--- Input for this task ---
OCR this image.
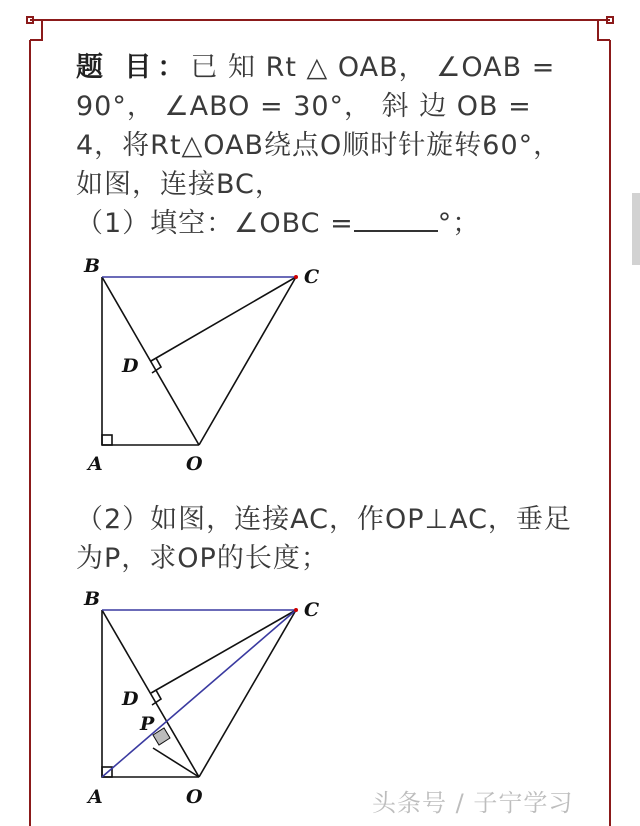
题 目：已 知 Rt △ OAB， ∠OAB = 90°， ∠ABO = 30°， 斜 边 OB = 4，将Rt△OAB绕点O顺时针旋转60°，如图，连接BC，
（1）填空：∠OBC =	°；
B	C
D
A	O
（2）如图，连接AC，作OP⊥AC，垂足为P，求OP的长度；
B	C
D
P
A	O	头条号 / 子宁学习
---
Leave out all pictures, then copy the remaining material exactly.

Written reply →
OCR this image.
题 目：已 知 Rt △ OAB， ∠OAB = 90°， ∠ABO = 30°， 斜 边 OB = 4，将Rt△OAB绕点O顺时针旋转60°，如图，连接BC，
（1）填空：∠OBC =	°；
B	C
D
A	O
（2）如图，连接AC，作OP⊥AC，垂足为P，求OP的长度；
B	C
D
P
A	O	头条号 / 子宁学习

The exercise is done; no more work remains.